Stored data
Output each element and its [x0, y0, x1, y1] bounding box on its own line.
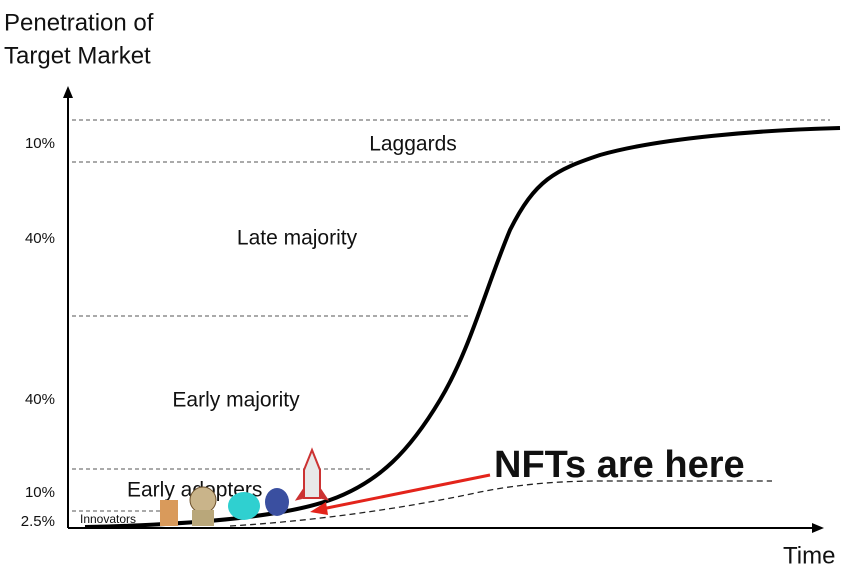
y-axis-title: Target Market	[4, 42, 151, 69]
icon-ape	[189, 486, 217, 514]
dashed-curve	[229, 480, 772, 527]
segment-label: Late majority	[237, 227, 358, 250]
icon-punk	[160, 500, 178, 526]
adoption-curve	[84, 126, 841, 529]
pointer-arrow	[321, 473, 491, 511]
axes	[63, 86, 824, 533]
segment-share: 2.5%	[21, 513, 55, 530]
x-axis-title: Time	[783, 542, 835, 569]
y-arrow	[63, 86, 73, 98]
segment-share: 40%	[25, 391, 55, 408]
segment-share: 40%	[25, 230, 55, 247]
icon-rocket	[303, 447, 321, 499]
segment-label: Early majority	[172, 389, 300, 412]
icon-ape-body	[192, 510, 214, 526]
segment-label: Laggards	[369, 133, 457, 156]
segment-share: 10%	[25, 135, 55, 152]
pointer-arrowhead	[310, 502, 328, 515]
icon-rocket-fins	[294, 487, 330, 501]
annotation: NFTs are here	[494, 444, 745, 486]
y-axis-title: Penetration of	[4, 9, 154, 36]
icon-blob	[228, 492, 260, 520]
segment-label: Innovators	[80, 512, 136, 526]
icon-fish	[265, 488, 289, 516]
nft-icons	[160, 447, 330, 526]
segment-share: 10%	[25, 484, 55, 501]
x-arrow	[812, 523, 824, 533]
dividers	[72, 119, 830, 512]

→ The task
From the listing above, list every line that contains the string "pointer".

→ The answer
pointer-arrow	[321, 473, 491, 511]
pointer-arrowhead	[310, 502, 328, 515]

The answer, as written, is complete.